Search the material for the string "deleveraging" and copy each line where it occurs.

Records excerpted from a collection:
▼▼▼
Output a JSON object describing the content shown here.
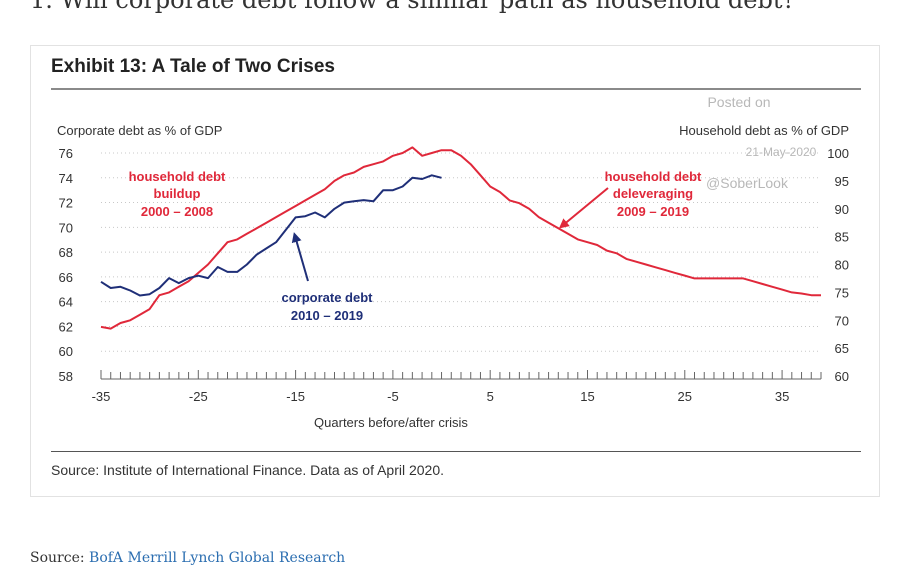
{
  "page": {
    "question_text": "1. Will corporate debt follow a similar path as household debt?",
    "source_prefix": "Source: ",
    "source_link": "BofA Merrill Lynch Global Research"
  },
  "exhibit": {
    "title": "Exhibit 13: A Tale of Two Crises",
    "source": "Source: Institute of International Finance. Data as of April 2020."
  },
  "watermark": {
    "posted_on": "Posted on",
    "date": "21-May-2020",
    "handle": "@SoberLook"
  },
  "colors": {
    "household": "#e0283a",
    "corporate": "#1f2f78",
    "axis": "#666666",
    "grid": "#c8c8c8"
  },
  "chart_data": {
    "type": "line",
    "xlabel": "Quarters before/after crisis",
    "ylabel_left": "Corporate debt as % of GDP",
    "ylabel_right": "Household debt as % of GDP",
    "xlim": [
      -35,
      39
    ],
    "ylim_left": [
      58,
      76
    ],
    "ylim_right": [
      60,
      100
    ],
    "x_ticks": [
      -35,
      -25,
      -15,
      -5,
      5,
      15,
      25,
      35
    ],
    "y_ticks_left": [
      58,
      60,
      62,
      64,
      66,
      68,
      70,
      72,
      74,
      76
    ],
    "y_ticks_right": [
      60,
      65,
      70,
      75,
      80,
      85,
      90,
      95,
      100
    ],
    "grid": "horizontal dotted",
    "series": [
      {
        "axis": "right",
        "x": [
          -35,
          -34,
          -33,
          -32,
          -31,
          -30,
          -29,
          -28,
          -27,
          -26,
          -25,
          -24,
          -23,
          -22,
          -21,
          -20,
          -19,
          -18,
          -17,
          -16,
          -15,
          -14,
          -13,
          -12,
          -11,
          -10,
          -9,
          -8,
          -7,
          -6,
          -5,
          -4,
          -3,
          -2,
          -1,
          0,
          1,
          2,
          3,
          4,
          5,
          6,
          7,
          8,
          9,
          10,
          11,
          12,
          13,
          14,
          15,
          16,
          17,
          18,
          19,
          20,
          21,
          22,
          23,
          24,
          25,
          26,
          27,
          28,
          29,
          30,
          31,
          32,
          33,
          34,
          35,
          36,
          37,
          38,
          39
        ],
        "values": [
          68.8,
          68.5,
          69.5,
          70,
          71,
          72,
          74.5,
          75,
          76,
          77,
          78.5,
          80,
          82,
          84,
          84.5,
          85.5,
          86.5,
          87.5,
          88.5,
          89.5,
          90.5,
          91.5,
          92.5,
          93.5,
          95,
          96,
          96.5,
          97.5,
          98,
          98.5,
          99.5,
          100,
          101,
          99.5,
          100,
          100.5,
          100.5,
          99.5,
          98,
          96,
          94,
          93,
          91.5,
          91,
          90,
          88.5,
          87.5,
          86.5,
          85.5,
          84.5,
          84,
          83.5,
          82.5,
          82,
          81,
          80.5,
          80,
          79.5,
          79,
          78.5,
          78,
          77.5,
          77.5,
          77.5,
          77.5,
          77.5,
          77.5,
          77,
          76.5,
          76,
          75.5,
          75,
          74.8,
          74.5,
          74.5
        ]
      },
      {
        "axis": "left",
        "x": [
          -35,
          -34,
          -33,
          -32,
          -31,
          -30,
          -29,
          -28,
          -27,
          -26,
          -25,
          -24,
          -23,
          -22,
          -21,
          -20,
          -19,
          -18,
          -17,
          -16,
          -15,
          -14,
          -13,
          -12,
          -11,
          -10,
          -9,
          -8,
          -7,
          -6,
          -5,
          -4,
          -3,
          -2,
          -1,
          0
        ],
        "values": [
          65.6,
          65.1,
          65.2,
          64.9,
          64.5,
          64.6,
          65.1,
          65.9,
          65.5,
          65.9,
          66.1,
          65.9,
          66.8,
          66.4,
          66.4,
          67.0,
          67.8,
          68.3,
          68.8,
          69.8,
          70.8,
          70.9,
          71.2,
          70.8,
          71.5,
          72.0,
          72.1,
          72.2,
          72.1,
          73.0,
          73.0,
          73.3,
          74.0,
          73.9,
          74.2,
          74.0
        ]
      }
    ],
    "annotations": [
      {
        "id": "household-buildup",
        "lines": [
          "household debt",
          "buildup",
          "2000 – 2008"
        ]
      },
      {
        "id": "household-deleveraging",
        "lines": [
          "household debt",
          "deleveraging",
          "2009 – 2019"
        ]
      },
      {
        "id": "corporate-debt",
        "lines": [
          "corporate debt",
          "2010 – 2019"
        ]
      }
    ]
  }
}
▲▲▲
_RESULT_
        "id": "household-deleveraging",
          "deleveraging",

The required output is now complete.